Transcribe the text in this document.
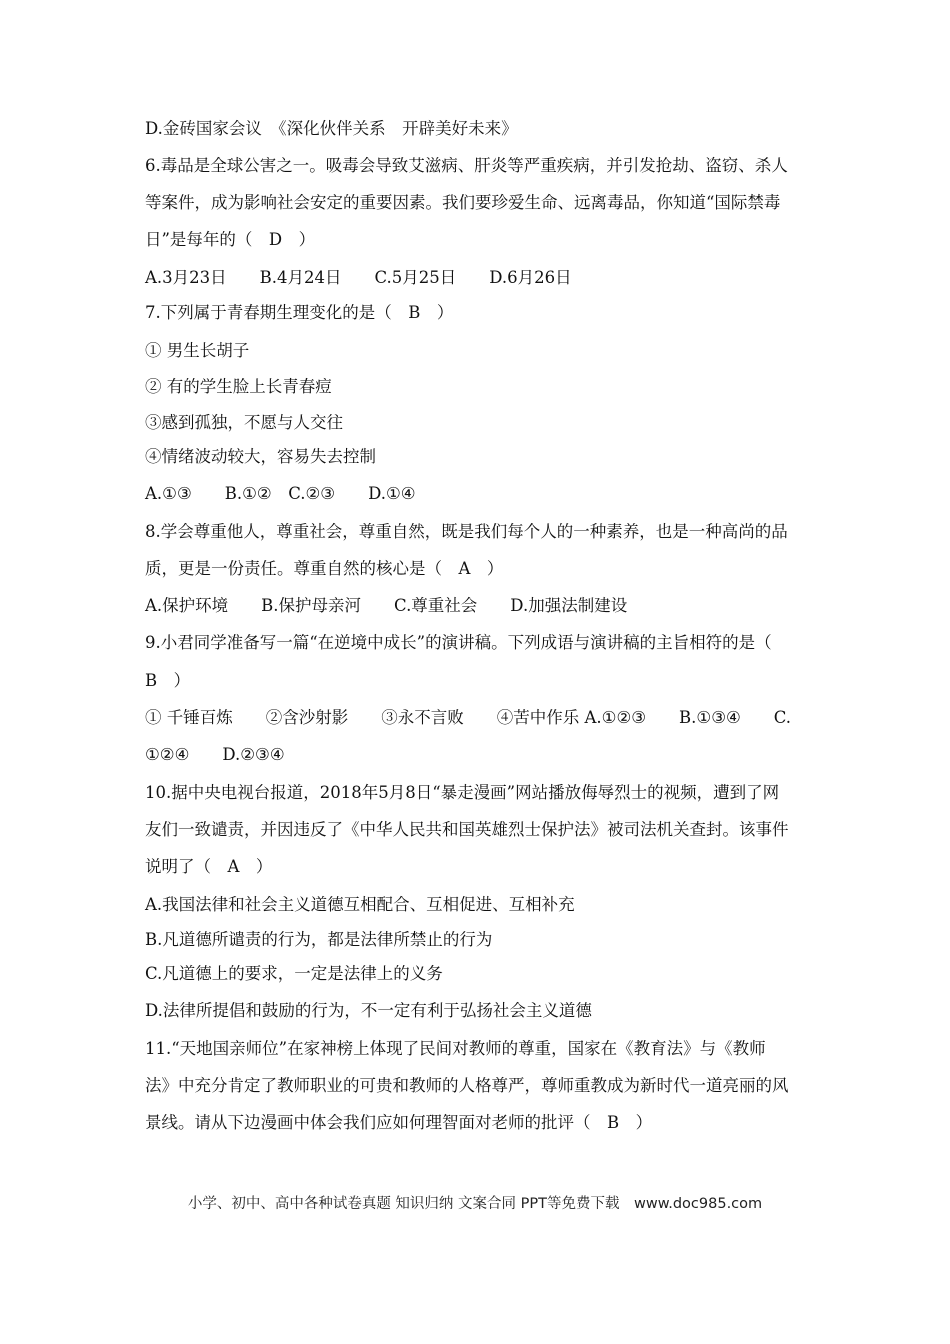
D.金砖国家会议　《深化伙伴关系　开辟美好未来》
6.毒品是全球公害之一。吸毒会导致艾滋病、肝炎等严重疾病，并引发抢劫、盗窃、杀人
等案件，成为影响社会安定的重要因素。我们要珍爱生命、远离毒品，你知道“国际禁毒
日”是每年的（　D　）
A.3月23日　　B.4月24日　　C.5月25日　　D.6月26日
7.下列属于青春期生理变化的是（　B　）
① 男生长胡子
② 有的学生脸上长青春痘
③感到孤独，不愿与人交往
④情绪波动较大，容易失去控制
A.①③　　B.①②　C.②③　　D.①④
8.学会尊重他人，尊重社会，尊重自然，既是我们每个人的一种素养，也是一种高尚的品
质，更是一份责任。尊重自然的核心是（　A　）
A.保护环境　　B.保护母亲河　　C.尊重社会　　D.加强法制建设
9.小君同学准备写一篇“在逆境中成长”的演讲稿。下列成语与演讲稿的主旨相符的是（
B　）
① 千锤百炼　　②含沙射影　　③永不言败　　④苦中作乐 A.①②③　　B.①③④　　C.
①②④　　D.②③④
10.据中央电视台报道，2018年5月8日“暴走漫画”网站播放侮辱烈士的视频，遭到了网
友们一致谴责，并因违反了《中华人民共和国英雄烈士保护法》被司法机关查封。该事件
说明了（　A　）
A.我国法律和社会主义道德互相配合、互相促进、互相补充
B.凡道德所谴责的行为，都是法律所禁止的行为
C.凡道德上的要求，一定是法律上的义务
D.法律所提倡和鼓励的行为，不一定有利于弘扬社会主义道德
11.“天地国亲师位”在家神榜上体现了民间对教师的尊重，国家在《教育法》与《教师
法》中充分肯定了教师职业的可贵和教师的人格尊严，尊师重教成为新时代一道亮丽的风
景线。请从下边漫画中体会我们应如何理智面对老师的批评（　B　）
小学、初中、高中各种试卷真题 知识归纳 文案合同 PPT等免费下载　www.doc985.com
+++++
WHAT YOU NEED TO DO:
In the copy, include no pictures; restate the listing above exactly.

RESULT:
Transcribe the text in this document.
D.金砖国家会议　《深化伙伴关系　开辟美好未来》
6.毒品是全球公害之一。吸毒会导致艾滋病、肝炎等严重疾病，并引发抢劫、盗窃、杀人
等案件，成为影响社会安定的重要因素。我们要珍爱生命、远离毒品，你知道“国际禁毒
日”是每年的（　D　）
A.3月23日　　B.4月24日　　C.5月25日　　D.6月26日
7.下列属于青春期生理变化的是（　B　）
① 男生长胡子
② 有的学生脸上长青春痘
③感到孤独，不愿与人交往
④情绪波动较大，容易失去控制
A.①③　　B.①②　C.②③　　D.①④
8.学会尊重他人，尊重社会，尊重自然，既是我们每个人的一种素养，也是一种高尚的品
质，更是一份责任。尊重自然的核心是（　A　）
A.保护环境　　B.保护母亲河　　C.尊重社会　　D.加强法制建设
9.小君同学准备写一篇“在逆境中成长”的演讲稿。下列成语与演讲稿的主旨相符的是（
B　）
① 千锤百炼　　②含沙射影　　③永不言败　　④苦中作乐 A.①②③　　B.①③④　　C.
①②④　　D.②③④
10.据中央电视台报道，2018年5月8日“暴走漫画”网站播放侮辱烈士的视频，遭到了网
友们一致谴责，并因违反了《中华人民共和国英雄烈士保护法》被司法机关查封。该事件
说明了（　A　）
A.我国法律和社会主义道德互相配合、互相促进、互相补充
B.凡道德所谴责的行为，都是法律所禁止的行为
C.凡道德上的要求，一定是法律上的义务
D.法律所提倡和鼓励的行为，不一定有利于弘扬社会主义道德
11.“天地国亲师位”在家神榜上体现了民间对教师的尊重，国家在《教育法》与《教师
法》中充分肯定了教师职业的可贵和教师的人格尊严，尊师重教成为新时代一道亮丽的风
景线。请从下边漫画中体会我们应如何理智面对老师的批评（　B　）
小学、初中、高中各种试卷真题 知识归纳 文案合同 PPT等免费下载　www.doc985.com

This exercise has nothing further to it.